(Dataset entries)
>>>
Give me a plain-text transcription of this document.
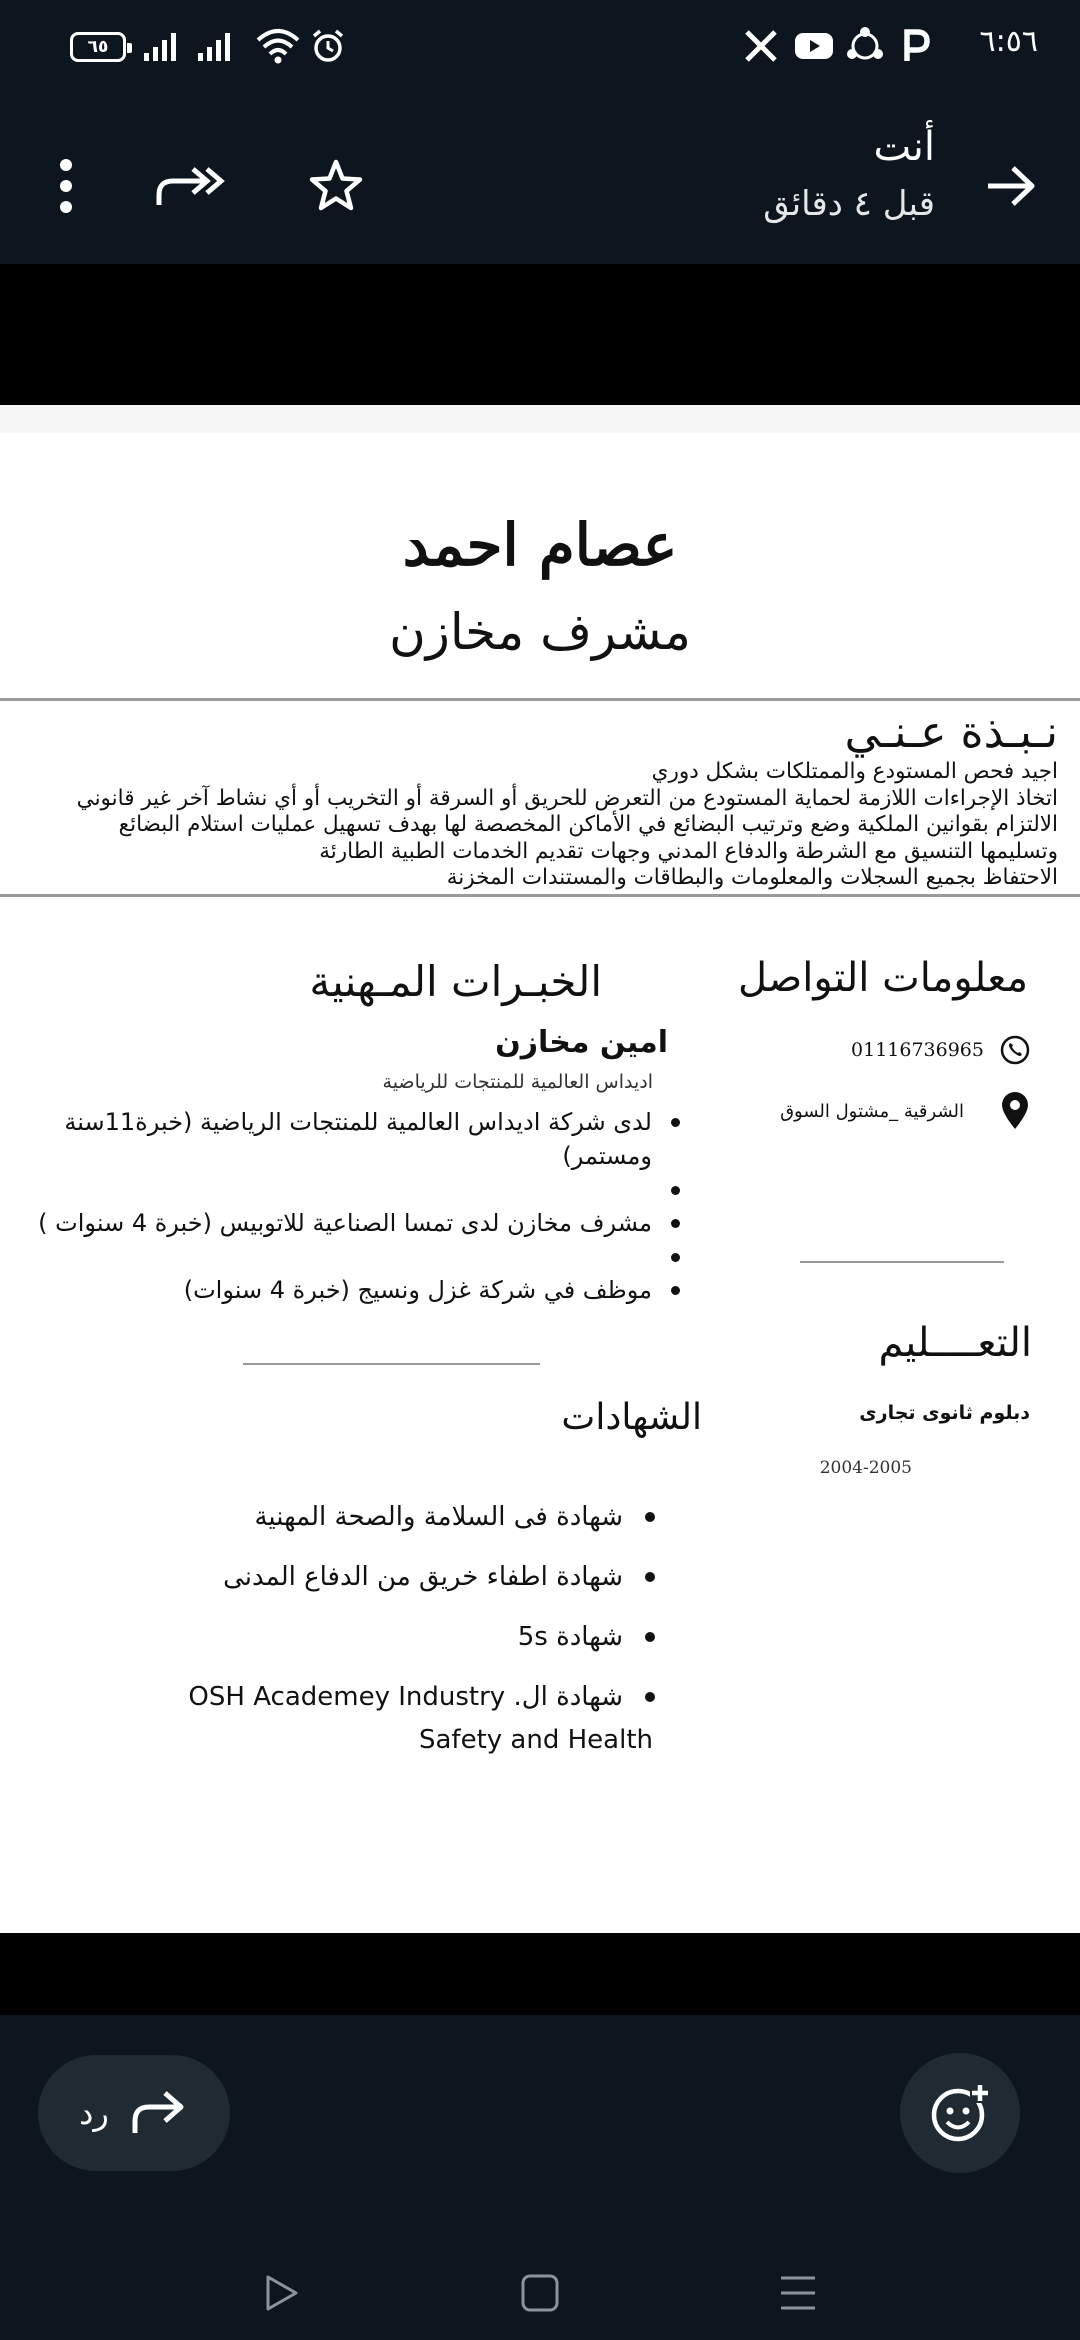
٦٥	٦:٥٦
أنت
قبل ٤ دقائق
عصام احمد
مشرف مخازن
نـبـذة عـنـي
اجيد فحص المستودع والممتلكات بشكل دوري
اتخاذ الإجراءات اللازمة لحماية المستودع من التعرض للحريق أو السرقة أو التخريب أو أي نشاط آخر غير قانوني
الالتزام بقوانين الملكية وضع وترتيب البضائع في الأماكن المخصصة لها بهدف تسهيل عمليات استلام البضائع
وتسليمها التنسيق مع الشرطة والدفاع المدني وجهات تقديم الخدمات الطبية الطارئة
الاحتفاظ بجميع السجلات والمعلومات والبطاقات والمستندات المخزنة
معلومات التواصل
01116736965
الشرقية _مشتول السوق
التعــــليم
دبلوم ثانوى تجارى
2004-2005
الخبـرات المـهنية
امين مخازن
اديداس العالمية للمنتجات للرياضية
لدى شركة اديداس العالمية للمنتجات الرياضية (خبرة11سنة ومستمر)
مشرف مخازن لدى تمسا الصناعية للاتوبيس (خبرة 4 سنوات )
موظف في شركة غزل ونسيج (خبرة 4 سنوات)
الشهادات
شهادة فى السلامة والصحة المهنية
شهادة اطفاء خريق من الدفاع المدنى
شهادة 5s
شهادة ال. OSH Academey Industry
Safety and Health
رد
<<<
>>>
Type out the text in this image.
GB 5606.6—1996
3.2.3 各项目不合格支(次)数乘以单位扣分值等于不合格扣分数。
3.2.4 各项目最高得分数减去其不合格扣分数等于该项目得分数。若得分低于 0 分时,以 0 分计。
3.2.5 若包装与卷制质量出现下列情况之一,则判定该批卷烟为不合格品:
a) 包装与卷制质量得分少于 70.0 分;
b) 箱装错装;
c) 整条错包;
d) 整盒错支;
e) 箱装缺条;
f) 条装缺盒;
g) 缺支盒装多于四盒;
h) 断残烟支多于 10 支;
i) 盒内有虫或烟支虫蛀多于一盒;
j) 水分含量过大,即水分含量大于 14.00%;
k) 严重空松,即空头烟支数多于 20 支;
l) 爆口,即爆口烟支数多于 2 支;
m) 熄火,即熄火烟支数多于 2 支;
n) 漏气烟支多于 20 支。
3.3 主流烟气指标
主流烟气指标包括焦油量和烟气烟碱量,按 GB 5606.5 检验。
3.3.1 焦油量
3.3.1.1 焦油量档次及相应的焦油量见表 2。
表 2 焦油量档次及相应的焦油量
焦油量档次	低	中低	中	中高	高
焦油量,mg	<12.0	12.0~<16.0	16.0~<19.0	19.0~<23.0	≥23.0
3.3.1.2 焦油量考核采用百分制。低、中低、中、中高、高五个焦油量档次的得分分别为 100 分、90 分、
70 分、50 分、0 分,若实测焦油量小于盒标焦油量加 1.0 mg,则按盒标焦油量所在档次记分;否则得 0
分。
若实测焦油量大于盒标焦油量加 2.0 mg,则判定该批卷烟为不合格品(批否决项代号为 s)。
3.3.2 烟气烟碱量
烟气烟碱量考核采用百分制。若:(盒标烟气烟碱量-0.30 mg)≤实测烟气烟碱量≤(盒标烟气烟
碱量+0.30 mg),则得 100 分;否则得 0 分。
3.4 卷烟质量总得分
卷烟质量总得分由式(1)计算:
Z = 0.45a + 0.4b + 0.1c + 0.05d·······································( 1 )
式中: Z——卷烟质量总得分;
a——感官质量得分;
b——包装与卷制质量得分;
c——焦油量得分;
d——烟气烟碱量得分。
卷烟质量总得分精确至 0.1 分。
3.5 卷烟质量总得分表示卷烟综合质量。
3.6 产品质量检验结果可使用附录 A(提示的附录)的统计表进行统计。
<<<
◆ Exercise requirements ◆
Search the data above for the word "اديداس", then gather each line in which it appears.

◆ Written answer ◆
اديداس العالمية للمنتجات للرياضية
لدى شركة اديداس العالمية للمنتجات الرياضية (خبرة11سنة ومستمر)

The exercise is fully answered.